## TASK TO COMPLETE
In the material below, list every line carrying the string "origen".

## DATA RECORDS
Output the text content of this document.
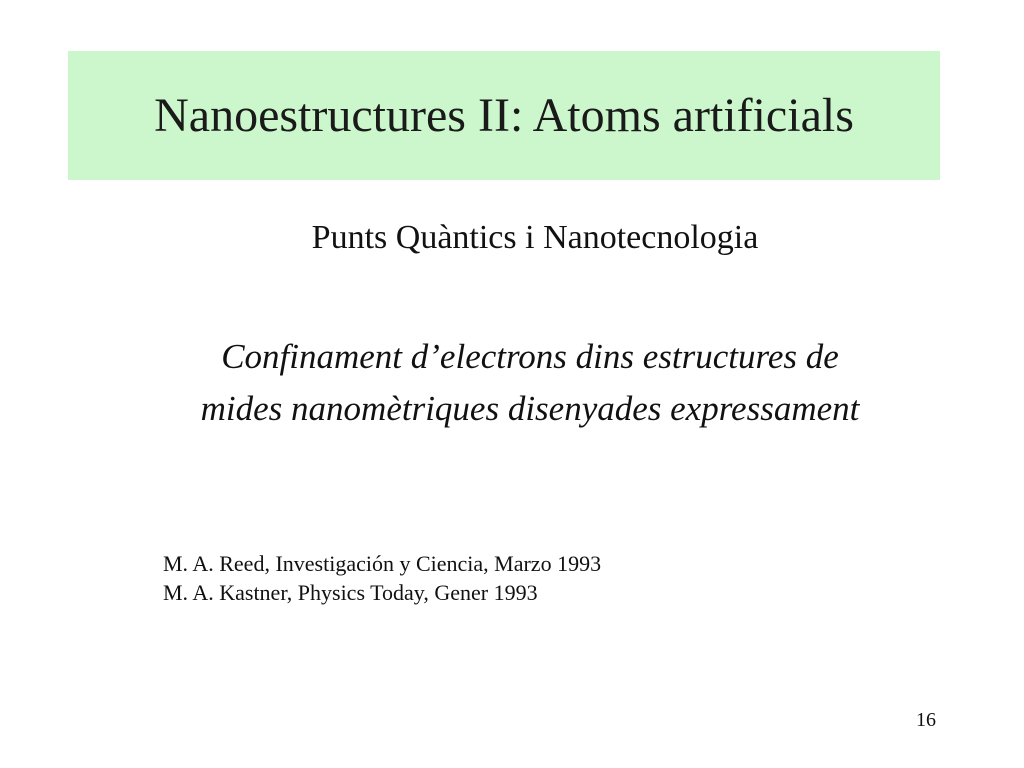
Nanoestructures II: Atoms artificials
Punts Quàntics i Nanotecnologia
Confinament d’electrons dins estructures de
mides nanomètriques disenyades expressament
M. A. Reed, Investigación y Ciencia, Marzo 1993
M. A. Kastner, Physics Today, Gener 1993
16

* * *

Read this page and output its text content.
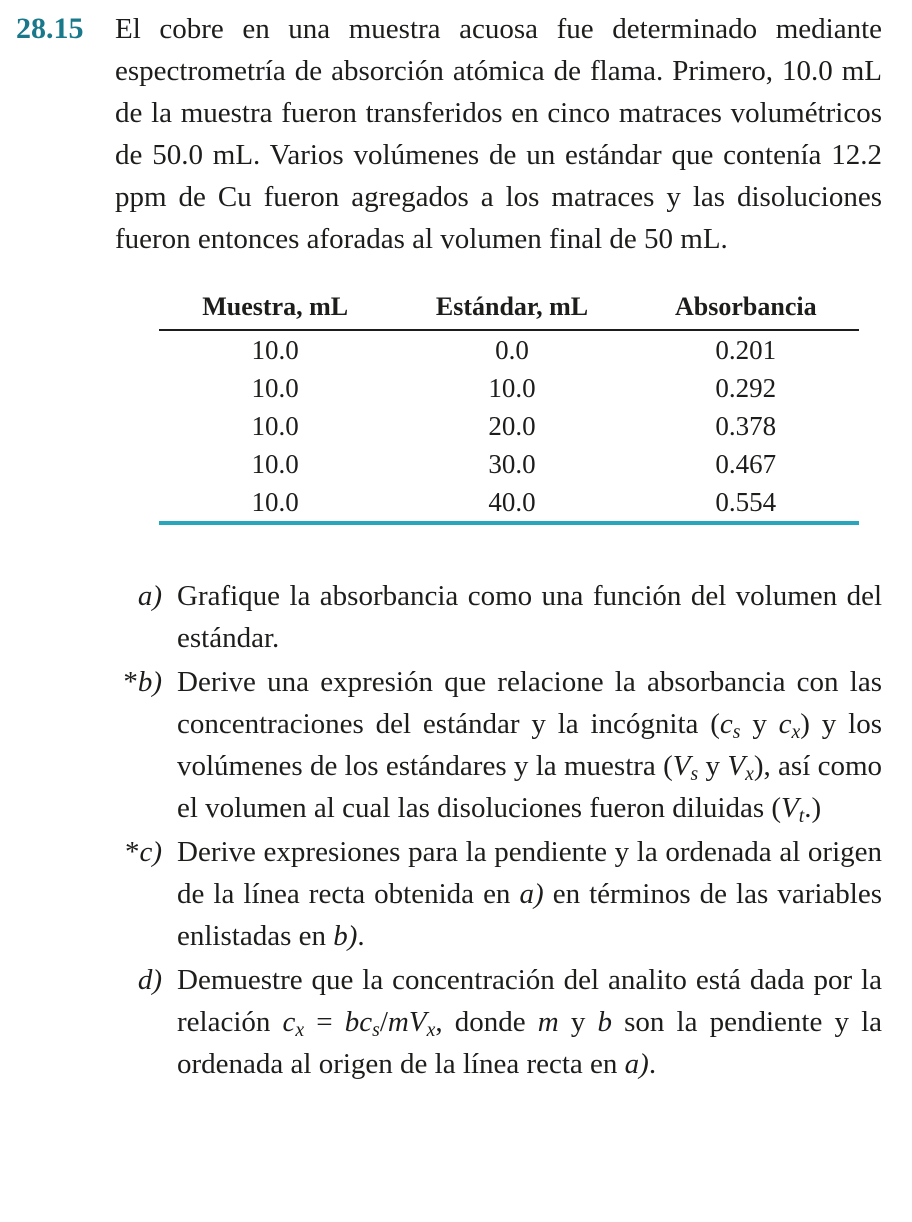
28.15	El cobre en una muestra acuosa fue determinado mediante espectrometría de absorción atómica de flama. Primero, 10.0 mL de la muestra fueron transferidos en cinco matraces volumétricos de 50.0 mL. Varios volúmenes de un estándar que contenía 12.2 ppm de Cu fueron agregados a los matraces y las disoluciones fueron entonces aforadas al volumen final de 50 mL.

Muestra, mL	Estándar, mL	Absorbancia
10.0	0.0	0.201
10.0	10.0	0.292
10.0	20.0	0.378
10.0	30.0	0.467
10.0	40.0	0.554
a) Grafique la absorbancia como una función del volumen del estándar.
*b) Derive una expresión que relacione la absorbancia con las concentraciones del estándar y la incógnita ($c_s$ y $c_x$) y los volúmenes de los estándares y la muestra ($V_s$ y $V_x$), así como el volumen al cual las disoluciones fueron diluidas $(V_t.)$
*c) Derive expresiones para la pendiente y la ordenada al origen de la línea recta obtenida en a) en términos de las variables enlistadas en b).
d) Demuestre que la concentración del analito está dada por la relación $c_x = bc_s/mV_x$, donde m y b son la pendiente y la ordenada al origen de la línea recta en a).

## TASK RESPONSE
*c) Derive expresiones para la pendiente y la ordenada al origen de la línea recta obtenida en a) en términos de las variables enlistadas en b).
d) Demuestre que la concentración del analito está dada por la relación $c_x = bc_s/mV_x$, donde m y b son la pendiente y la ordenada al origen de la línea recta en a).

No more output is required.